====== Task input

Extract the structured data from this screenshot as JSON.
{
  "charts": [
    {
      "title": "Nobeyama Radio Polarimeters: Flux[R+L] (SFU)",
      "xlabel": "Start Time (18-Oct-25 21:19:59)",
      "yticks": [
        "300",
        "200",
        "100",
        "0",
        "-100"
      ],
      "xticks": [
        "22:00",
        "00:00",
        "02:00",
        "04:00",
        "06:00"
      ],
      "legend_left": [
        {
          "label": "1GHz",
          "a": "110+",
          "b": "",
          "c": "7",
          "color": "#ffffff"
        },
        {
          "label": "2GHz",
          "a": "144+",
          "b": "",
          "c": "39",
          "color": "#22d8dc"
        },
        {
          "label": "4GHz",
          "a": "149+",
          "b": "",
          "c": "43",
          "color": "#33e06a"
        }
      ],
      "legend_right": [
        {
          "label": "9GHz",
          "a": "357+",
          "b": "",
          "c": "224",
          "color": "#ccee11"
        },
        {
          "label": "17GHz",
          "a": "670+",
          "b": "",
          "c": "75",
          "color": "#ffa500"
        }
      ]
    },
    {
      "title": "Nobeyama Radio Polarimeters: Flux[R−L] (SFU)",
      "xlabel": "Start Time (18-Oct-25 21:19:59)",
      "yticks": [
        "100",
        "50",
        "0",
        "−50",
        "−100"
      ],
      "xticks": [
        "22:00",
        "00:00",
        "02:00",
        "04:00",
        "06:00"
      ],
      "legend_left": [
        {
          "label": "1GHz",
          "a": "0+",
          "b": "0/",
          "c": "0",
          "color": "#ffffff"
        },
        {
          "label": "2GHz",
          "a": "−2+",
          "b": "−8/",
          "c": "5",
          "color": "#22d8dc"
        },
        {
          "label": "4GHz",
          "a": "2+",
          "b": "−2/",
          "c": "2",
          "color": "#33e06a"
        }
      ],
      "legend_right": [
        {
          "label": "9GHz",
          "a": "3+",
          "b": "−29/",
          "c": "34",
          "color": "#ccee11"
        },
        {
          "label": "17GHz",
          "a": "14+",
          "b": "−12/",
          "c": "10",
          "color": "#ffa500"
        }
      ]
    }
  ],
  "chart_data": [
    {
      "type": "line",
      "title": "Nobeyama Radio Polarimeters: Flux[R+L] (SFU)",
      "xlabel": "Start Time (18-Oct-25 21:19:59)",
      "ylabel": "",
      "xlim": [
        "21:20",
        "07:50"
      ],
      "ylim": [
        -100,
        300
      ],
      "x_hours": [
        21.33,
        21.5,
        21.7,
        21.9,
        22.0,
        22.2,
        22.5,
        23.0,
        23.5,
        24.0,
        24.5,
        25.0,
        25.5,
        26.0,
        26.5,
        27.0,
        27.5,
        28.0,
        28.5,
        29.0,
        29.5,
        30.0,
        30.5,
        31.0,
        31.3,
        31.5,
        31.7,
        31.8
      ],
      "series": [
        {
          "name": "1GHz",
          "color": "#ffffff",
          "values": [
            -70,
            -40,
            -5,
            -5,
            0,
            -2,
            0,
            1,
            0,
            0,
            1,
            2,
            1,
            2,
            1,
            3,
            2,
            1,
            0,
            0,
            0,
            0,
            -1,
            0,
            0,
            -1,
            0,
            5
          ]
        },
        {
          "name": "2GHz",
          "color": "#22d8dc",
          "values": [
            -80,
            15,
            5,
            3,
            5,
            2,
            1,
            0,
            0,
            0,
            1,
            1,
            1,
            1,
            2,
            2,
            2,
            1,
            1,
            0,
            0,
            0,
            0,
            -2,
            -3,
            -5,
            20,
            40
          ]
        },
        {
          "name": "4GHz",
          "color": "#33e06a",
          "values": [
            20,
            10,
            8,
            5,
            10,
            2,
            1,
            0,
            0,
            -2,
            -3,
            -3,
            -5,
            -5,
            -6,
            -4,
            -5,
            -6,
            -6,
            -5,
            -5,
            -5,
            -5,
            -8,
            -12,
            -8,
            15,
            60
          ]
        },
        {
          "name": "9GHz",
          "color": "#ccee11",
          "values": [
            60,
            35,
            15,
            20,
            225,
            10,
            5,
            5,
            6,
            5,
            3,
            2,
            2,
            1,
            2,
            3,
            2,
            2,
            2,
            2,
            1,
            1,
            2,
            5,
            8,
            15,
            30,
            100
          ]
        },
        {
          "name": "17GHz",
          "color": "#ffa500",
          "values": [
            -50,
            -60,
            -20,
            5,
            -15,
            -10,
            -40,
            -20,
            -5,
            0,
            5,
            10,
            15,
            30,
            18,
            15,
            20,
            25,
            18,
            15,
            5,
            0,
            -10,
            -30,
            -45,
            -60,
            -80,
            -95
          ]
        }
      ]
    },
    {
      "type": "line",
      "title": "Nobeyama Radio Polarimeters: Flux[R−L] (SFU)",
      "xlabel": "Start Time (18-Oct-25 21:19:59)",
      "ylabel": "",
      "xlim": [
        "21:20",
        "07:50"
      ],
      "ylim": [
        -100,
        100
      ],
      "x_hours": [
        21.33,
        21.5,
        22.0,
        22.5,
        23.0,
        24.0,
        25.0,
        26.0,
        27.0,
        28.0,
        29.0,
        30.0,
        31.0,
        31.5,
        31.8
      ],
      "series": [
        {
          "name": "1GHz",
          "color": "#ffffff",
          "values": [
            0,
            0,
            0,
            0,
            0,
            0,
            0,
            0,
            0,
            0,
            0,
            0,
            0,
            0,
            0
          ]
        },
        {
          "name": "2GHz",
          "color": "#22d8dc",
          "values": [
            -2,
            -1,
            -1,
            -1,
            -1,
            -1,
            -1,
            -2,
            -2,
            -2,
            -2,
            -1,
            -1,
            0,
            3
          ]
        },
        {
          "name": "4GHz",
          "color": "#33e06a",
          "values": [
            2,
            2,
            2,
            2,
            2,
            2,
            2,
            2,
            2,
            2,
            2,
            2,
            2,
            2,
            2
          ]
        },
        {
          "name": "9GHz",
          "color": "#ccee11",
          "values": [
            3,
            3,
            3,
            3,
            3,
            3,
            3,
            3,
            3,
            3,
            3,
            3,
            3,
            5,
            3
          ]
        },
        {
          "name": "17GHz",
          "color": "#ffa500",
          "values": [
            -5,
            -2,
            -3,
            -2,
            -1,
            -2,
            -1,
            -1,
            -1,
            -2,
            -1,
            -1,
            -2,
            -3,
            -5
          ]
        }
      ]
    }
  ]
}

============

• What you need to do: Return every record above exactly as it appears.

• Complete output:
Extract the structured data from this screenshot as JSON.
{
  "charts": [
    {
      "title": "Nobeyama Radio Polarimeters: Flux[R+L] (SFU)",
      "xlabel": "Start Time (18-Oct-25 21:19:59)",
      "yticks": [
        "300",
        "200",
        "100",
        "0",
        "-100"
      ],
      "xticks": [
        "22:00",
        "00:00",
        "02:00",
        "04:00",
        "06:00"
      ],
      "legend_left": [
        {
          "label": "1GHz",
          "a": "110+",
          "b": "",
          "c": "7",
          "color": "#ffffff"
        },
        {
          "label": "2GHz",
          "a": "144+",
          "b": "",
          "c": "39",
          "color": "#22d8dc"
        },
        {
          "label": "4GHz",
          "a": "149+",
          "b": "",
          "c": "43",
          "color": "#33e06a"
        }
      ],
      "legend_right": [
        {
          "label": "9GHz",
          "a": "357+",
          "b": "",
          "c": "224",
          "color": "#ccee11"
        },
        {
          "label": "17GHz",
          "a": "670+",
          "b": "",
          "c": "75",
          "color": "#ffa500"
        }
      ]
    },
    {
      "title": "Nobeyama Radio Polarimeters: Flux[R−L] (SFU)",
      "xlabel": "Start Time (18-Oct-25 21:19:59)",
      "yticks": [
        "100",
        "50",
        "0",
        "−50",
        "−100"
      ],
      "xticks": [
        "22:00",
        "00:00",
        "02:00",
        "04:00",
        "06:00"
      ],
      "legend_left": [
        {
          "label": "1GHz",
          "a": "0+",
          "b": "0/",
          "c": "0",
          "color": "#ffffff"
        },
        {
          "label": "2GHz",
          "a": "−2+",
          "b": "−8/",
          "c": "5",
          "color": "#22d8dc"
        },
        {
          "label": "4GHz",
          "a": "2+",
          "b": "−2/",
          "c": "2",
          "color": "#33e06a"
        }
      ],
      "legend_right": [
        {
          "label": "9GHz",
          "a": "3+",
          "b": "−29/",
          "c": "34",
          "color": "#ccee11"
        },
        {
          "label": "17GHz",
          "a": "14+",
          "b": "−12/",
          "c": "10",
          "color": "#ffa500"
        }
      ]
    }
  ],
  "chart_data": [
    {
      "type": "line",
      "title": "Nobeyama Radio Polarimeters: Flux[R+L] (SFU)",
      "xlabel": "Start Time (18-Oct-25 21:19:59)",
      "ylabel": "",
      "xlim": [
        "21:20",
        "07:50"
      ],
      "ylim": [
        -100,
        300
      ],
      "x_hours": [
        21.33,
        21.5,
        21.7,
        21.9,
        22.0,
        22.2,
        22.5,
        23.0,
        23.5,
        24.0,
        24.5,
        25.0,
        25.5,
        26.0,
        26.5,
        27.0,
        27.5,
        28.0,
        28.5,
        29.0,
        29.5,
        30.0,
        30.5,
        31.0,
        31.3,
        31.5,
        31.7,
        31.8
      ],
      "series": [
        {
          "name": "1GHz",
          "color": "#ffffff",
          "values": [
            -70,
            -40,
            -5,
            -5,
            0,
            -2,
            0,
            1,
            0,
            0,
            1,
            2,
            1,
            2,
            1,
            3,
            2,
            1,
            0,
            0,
            0,
            0,
            -1,
            0,
            0,
            -1,
            0,
            5
          ]
        },
        {
          "name": "2GHz",
          "color": "#22d8dc",
          "values": [
            -80,
            15,
            5,
            3,
            5,
            2,
            1,
            0,
            0,
            0,
            1,
            1,
            1,
            1,
            2,
            2,
            2,
            1,
            1,
            0,
            0,
            0,
            0,
            -2,
            -3,
            -5,
            20,
            40
          ]
        },
        {
          "name": "4GHz",
          "color": "#33e06a",
          "values": [
            20,
            10,
            8,
            5,
            10,
            2,
            1,
            0,
            0,
            -2,
            -3,
            -3,
            -5,
            -5,
            -6,
            -4,
            -5,
            -6,
            -6,
            -5,
            -5,
            -5,
            -5,
            -8,
            -12,
            -8,
            15,
            60
          ]
        },
        {
          "name": "9GHz",
          "color": "#ccee11",
          "values": [
            60,
            35,
            15,
            20,
            225,
            10,
            5,
            5,
            6,
            5,
            3,
            2,
            2,
            1,
            2,
            3,
            2,
            2,
            2,
            2,
            1,
            1,
            2,
            5,
            8,
            15,
            30,
            100
          ]
        },
        {
          "name": "17GHz",
          "color": "#ffa500",
          "values": [
            -50,
            -60,
            -20,
            5,
            -15,
            -10,
            -40,
            -20,
            -5,
            0,
            5,
            10,
            15,
            30,
            18,
            15,
            20,
            25,
            18,
            15,
            5,
            0,
            -10,
            -30,
            -45,
            -60,
            -80,
            -95
          ]
        }
      ]
    },
    {
      "type": "line",
      "title": "Nobeyama Radio Polarimeters: Flux[R−L] (SFU)",
      "xlabel": "Start Time (18-Oct-25 21:19:59)",
      "ylabel": "",
      "xlim": [
        "21:20",
        "07:50"
      ],
      "ylim": [
        -100,
        100
      ],
      "x_hours": [
        21.33,
        21.5,
        22.0,
        22.5,
        23.0,
        24.0,
        25.0,
        26.0,
        27.0,
        28.0,
        29.0,
        30.0,
        31.0,
        31.5,
        31.8
      ],
      "series": [
        {
          "name": "1GHz",
          "color": "#ffffff",
          "values": [
            0,
            0,
            0,
            0,
            0,
            0,
            0,
            0,
            0,
            0,
            0,
            0,
            0,
            0,
            0
          ]
        },
        {
          "name": "2GHz",
          "color": "#22d8dc",
          "values": [
            -2,
            -1,
            -1,
            -1,
            -1,
            -1,
            -1,
            -2,
            -2,
            -2,
            -2,
            -1,
            -1,
            0,
            3
          ]
        },
        {
          "name": "4GHz",
          "color": "#33e06a",
          "values": [
            2,
            2,
            2,
            2,
            2,
            2,
            2,
            2,
            2,
            2,
            2,
            2,
            2,
            2,
            2
          ]
        },
        {
          "name": "9GHz",
          "color": "#ccee11",
          "values": [
            3,
            3,
            3,
            3,
            3,
            3,
            3,
            3,
            3,
            3,
            3,
            3,
            3,
            5,
            3
          ]
        },
        {
          "name": "17GHz",
          "color": "#ffa500",
          "values": [
            -5,
            -2,
            -3,
            -2,
            -1,
            -2,
            -1,
            -1,
            -1,
            -2,
            -1,
            -1,
            -2,
            -3,
            -5
          ]
        }
      ]
    }
  ]
}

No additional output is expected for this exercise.